What the exercise asks:
Each record that follows should be repeated exactly, minus any images.

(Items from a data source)
________

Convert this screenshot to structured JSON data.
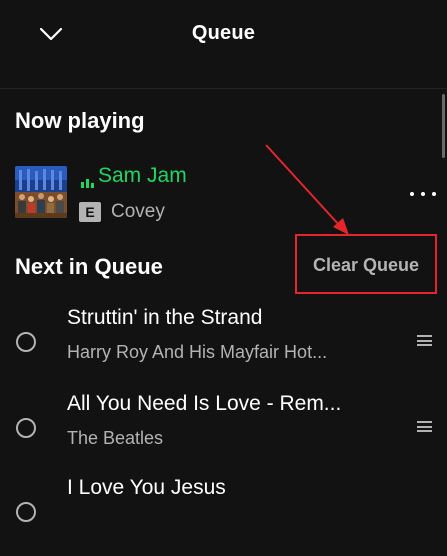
{
  "header": {
    "title": "Queue",
    "collapse_icon": "chevron-down-icon"
  },
  "now_playing": {
    "heading": "Now playing",
    "track": {
      "title": "Sam Jam",
      "artist": "Covey",
      "explicit_badge": "E",
      "title_color": "#1ed760"
    },
    "more_icon": "more-horizontal-icon"
  },
  "next_in_queue": {
    "heading": "Next in Queue",
    "clear_button_label": "Clear Queue",
    "tracks": [
      {
        "title": "Struttin' in the Strand",
        "artist": "Harry Roy And His Mayfair Hot..."
      },
      {
        "title": "All You Need Is Love - Rem...",
        "artist": "The Beatles"
      },
      {
        "title": "I Love You Jesus",
        "artist": ""
      }
    ]
  },
  "colors": {
    "background": "#121212",
    "accent_green": "#1ed760",
    "secondary_text": "#b3b3b3",
    "annotation_red": "#e4262b"
  }
}
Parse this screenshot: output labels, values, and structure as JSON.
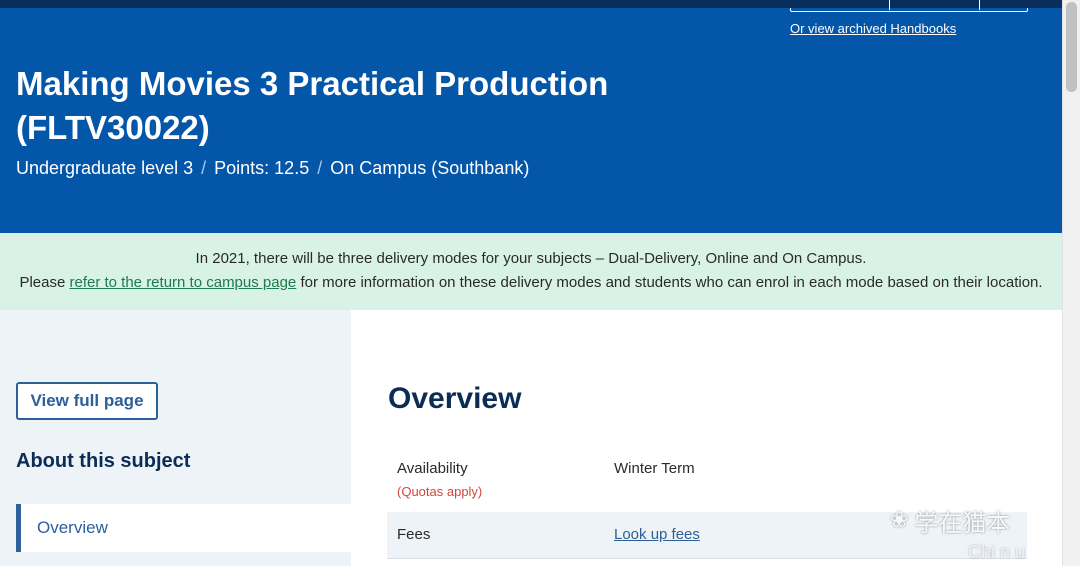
{
  "header": {
    "archived_link": "Or view archived Handbooks",
    "title": "Making Movies 3 Practical Production (FLTV30022)",
    "meta": {
      "level": "Undergraduate level 3",
      "points": "Points: 12.5",
      "campus": "On Campus (Southbank)",
      "separator": "/"
    }
  },
  "notice": {
    "line1": "In 2021, there will be three delivery modes for your subjects – Dual-Delivery, Online and On Campus.",
    "line2_prefix": "Please ",
    "line2_link": "refer to the return to campus page",
    "line2_suffix": " for more information on these delivery modes and students who can enrol in each mode based on their location."
  },
  "sidebar": {
    "view_full_page": "View full page",
    "about_heading": "About this subject",
    "nav_items": [
      {
        "label": "Overview"
      }
    ]
  },
  "main": {
    "heading": "Overview",
    "rows": [
      {
        "label": "Availability",
        "sublabel": "(Quotas apply)",
        "value": "Winter Term"
      },
      {
        "label": "Fees",
        "value": "Look up fees"
      }
    ]
  },
  "watermark": {
    "icon": "wechat-icon",
    "text": "学在猫本",
    "sub": "Chi n  u"
  },
  "colors": {
    "hero_bg": "#0456a9",
    "notice_bg": "#d8f2e6",
    "sidebar_bg": "#eef3f8",
    "heading": "#0b2d55",
    "link": "#2d5f99",
    "quota_red": "#d0473b"
  }
}
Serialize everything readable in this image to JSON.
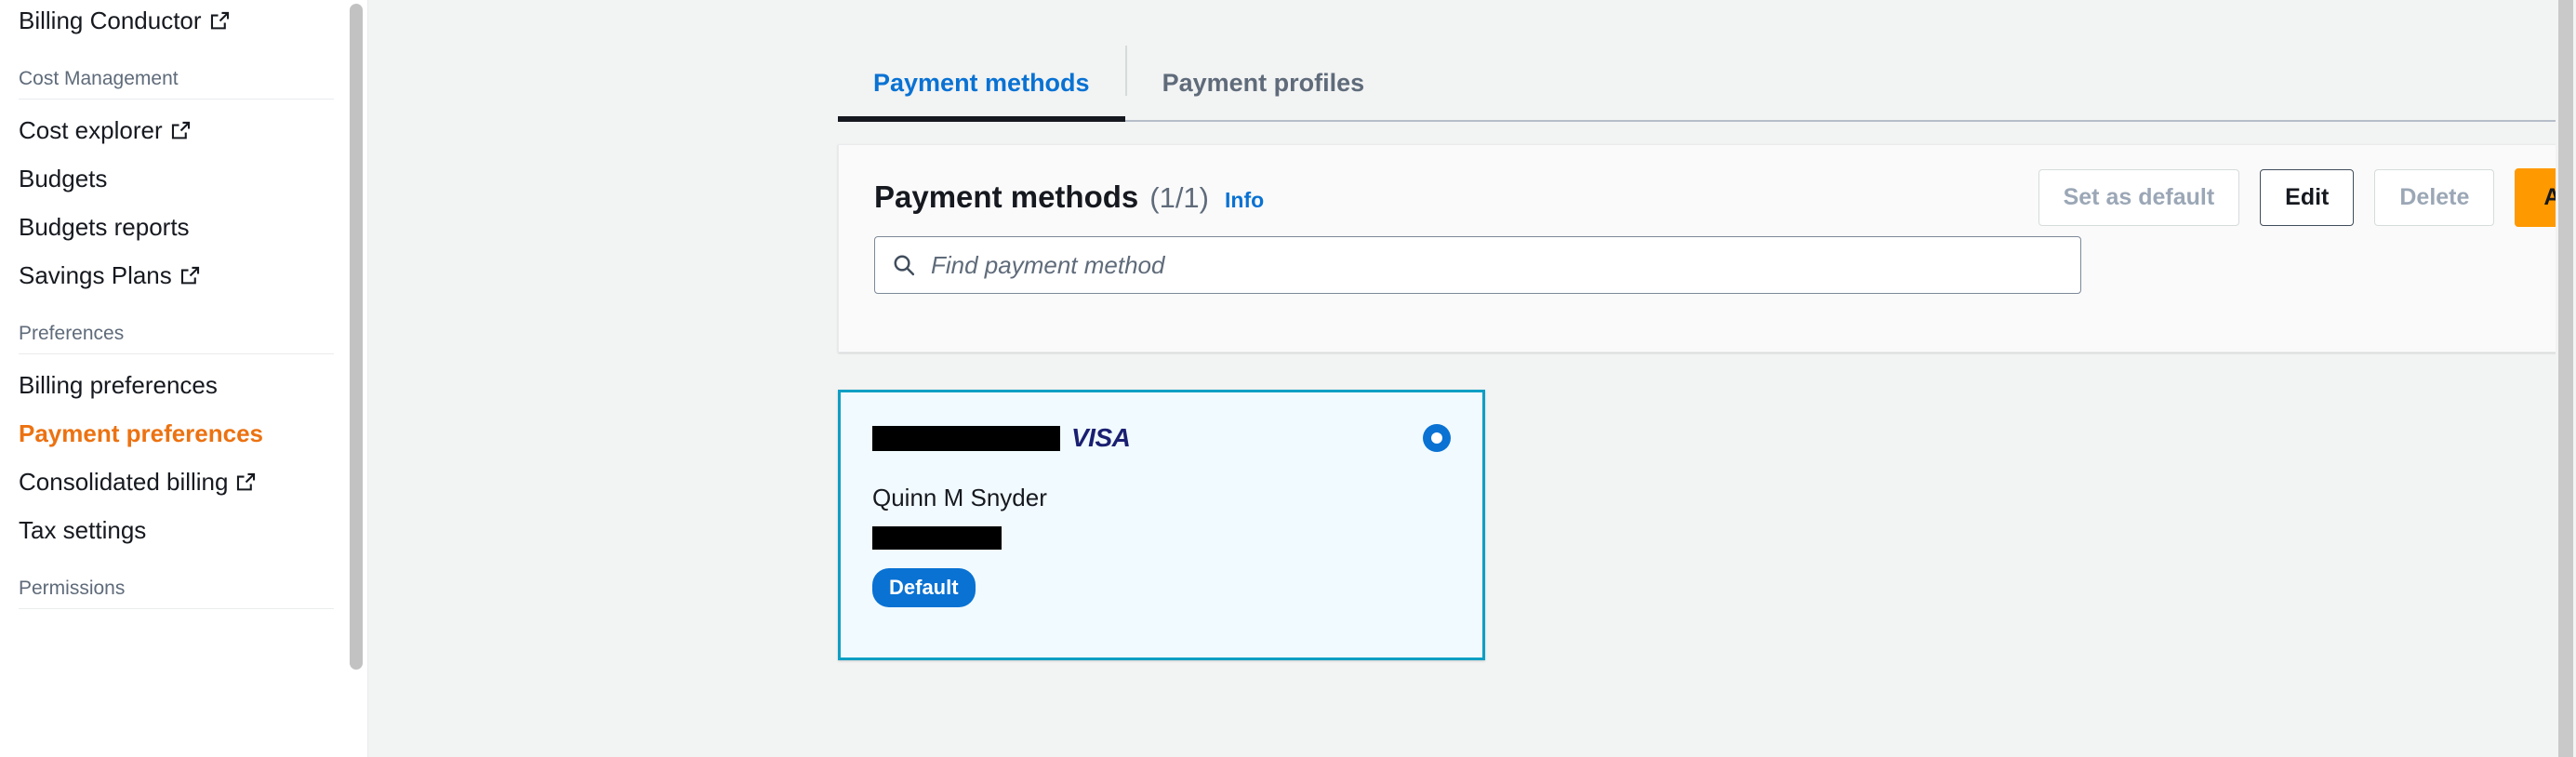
{
  "sidebar": {
    "top_links": [
      {
        "label": "Billing Conductor",
        "external": true
      }
    ],
    "sections": [
      {
        "title": "Cost Management",
        "items": [
          {
            "label": "Cost explorer",
            "external": true,
            "active": false
          },
          {
            "label": "Budgets",
            "external": false,
            "active": false
          },
          {
            "label": "Budgets reports",
            "external": false,
            "active": false
          },
          {
            "label": "Savings Plans",
            "external": true,
            "active": false
          }
        ]
      },
      {
        "title": "Preferences",
        "items": [
          {
            "label": "Billing preferences",
            "external": false,
            "active": false
          },
          {
            "label": "Payment preferences",
            "external": false,
            "active": true
          },
          {
            "label": "Consolidated billing",
            "external": true,
            "active": false
          },
          {
            "label": "Tax settings",
            "external": false,
            "active": false
          }
        ]
      },
      {
        "title": "Permissions",
        "items": []
      }
    ],
    "active_color": "#ec7211"
  },
  "tabs": [
    {
      "label": "Payment methods",
      "active": true
    },
    {
      "label": "Payment profiles",
      "active": false
    }
  ],
  "panel": {
    "title": "Payment methods",
    "count": "(1/1)",
    "info_label": "Info",
    "actions": [
      {
        "label": "Set as default",
        "state": "disabled"
      },
      {
        "label": "Edit",
        "state": "normal"
      },
      {
        "label": "Delete",
        "state": "disabled"
      },
      {
        "label": "Add payment method",
        "state": "primary"
      }
    ],
    "search": {
      "placeholder": "Find payment method",
      "value": ""
    }
  },
  "payment_card": {
    "card_number": "",
    "brand": "VISA",
    "holder_name": "Quinn M Snyder",
    "expiry": "",
    "badge": "Default",
    "selected": true,
    "border_color": "#0d9fc4",
    "background_color": "#f1faff",
    "brand_color": "#1a1f71",
    "badge_color": "#0972d3"
  },
  "colors": {
    "accent_blue": "#0972d3",
    "accent_orange": "#ff9900",
    "page_bg": "#f2f3f3"
  }
}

________

Result for this exercise:
Convert this screenshot to structured JSON data.
{
  "header": {
    "title": "Queue",
    "collapse_icon": "chevron-down-icon"
  },
  "now_playing": {
    "heading": "Now playing",
    "track": {
      "title": "Sam Jam",
      "artist": "Covey",
      "explicit_badge": "E",
      "title_color": "#1ed760"
    },
    "more_icon": "more-horizontal-icon"
  },
  "next_in_queue": {
    "heading": "Next in Queue",
    "clear_button_label": "Clear Queue",
    "tracks": [
      {
        "title": "Struttin' in the Strand",
        "artist": "Harry Roy And His Mayfair Hot..."
      },
      {
        "title": "All You Need Is Love - Rem...",
        "artist": "The Beatles"
      },
      {
        "title": "I Love You Jesus",
        "artist": ""
      }
    ]
  },
  "colors": {
    "background": "#121212",
    "accent_green": "#1ed760",
    "secondary_text": "#b3b3b3",
    "annotation_red": "#e4262b"
  }
}
Parse this screenshot: output labels, values, and structure as JSON.
{
  "header": {
    "archived_link": "Or view archived Handbooks",
    "title": "Making Movies 3 Practical Production (FLTV30022)",
    "meta": {
      "level": "Undergraduate level 3",
      "points": "Points: 12.5",
      "campus": "On Campus (Southbank)",
      "separator": "/"
    }
  },
  "notice": {
    "line1": "In 2021, there will be three delivery modes for your subjects – Dual-Delivery, Online and On Campus.",
    "line2_prefix": "Please ",
    "line2_link": "refer to the return to campus page",
    "line2_suffix": " for more information on these delivery modes and students who can enrol in each mode based on their location."
  },
  "sidebar": {
    "view_full_page": "View full page",
    "about_heading": "About this subject",
    "nav_items": [
      {
        "label": "Overview"
      }
    ]
  },
  "main": {
    "heading": "Overview",
    "rows": [
      {
        "label": "Availability",
        "sublabel": "(Quotas apply)",
        "value": "Winter Term"
      },
      {
        "label": "Fees",
        "value": "Look up fees"
      }
    ]
  },
  "watermark": {
    "icon": "wechat-icon",
    "text": "学在猫本",
    "sub": "Chi n  u"
  },
  "colors": {
    "hero_bg": "#0456a9",
    "notice_bg": "#d8f2e6",
    "sidebar_bg": "#eef3f8",
    "heading": "#0b2d55",
    "link": "#2d5f99",
    "quota_red": "#d0473b"
  }
}
Serialize everything readable in this image to JSON.
{
  "sidebar": {
    "top_links": [
      {
        "label": "Billing Conductor",
        "external": true
      }
    ],
    "sections": [
      {
        "title": "Cost Management",
        "items": [
          {
            "label": "Cost explorer",
            "external": true,
            "active": false
          },
          {
            "label": "Budgets",
            "external": false,
            "active": false
          },
          {
            "label": "Budgets reports",
            "external": false,
            "active": false
          },
          {
            "label": "Savings Plans",
            "external": true,
            "active": false
          }
        ]
      },
      {
        "title": "Preferences",
        "items": [
          {
            "label": "Billing preferences",
            "external": false,
            "active": false
          },
          {
            "label": "Payment preferences",
            "external": false,
            "active": true
          },
          {
            "label": "Consolidated billing",
            "external": true,
            "active": false
          },
          {
            "label": "Tax settings",
            "external": false,
            "active": false
          }
        ]
      },
      {
        "title": "Permissions",
        "items": []
      }
    ],
    "active_color": "#ec7211"
  },
  "tabs": [
    {
      "label": "Payment methods",
      "active": true
    },
    {
      "label": "Payment profiles",
      "active": false
    }
  ],
  "panel": {
    "title": "Payment methods",
    "count": "(1/1)",
    "info_label": "Info",
    "actions": [
      {
        "label": "Set as default",
        "state": "disabled"
      },
      {
        "label": "Edit",
        "state": "normal"
      },
      {
        "label": "Delete",
        "state": "disabled"
      },
      {
        "label": "Add payment method",
        "state": "primary"
      }
    ],
    "search": {
      "placeholder": "Find payment method",
      "value": ""
    }
  },
  "payment_card": {
    "card_number": "",
    "brand": "VISA",
    "holder_name": "Quinn M Snyder",
    "expiry": "",
    "badge": "Default",
    "selected": true,
    "border_color": "#0d9fc4",
    "background_color": "#f1faff",
    "brand_color": "#1a1f71",
    "badge_color": "#0972d3"
  },
  "colors": {
    "accent_blue": "#0972d3",
    "accent_orange": "#ff9900",
    "page_bg": "#f2f3f3"
  }
}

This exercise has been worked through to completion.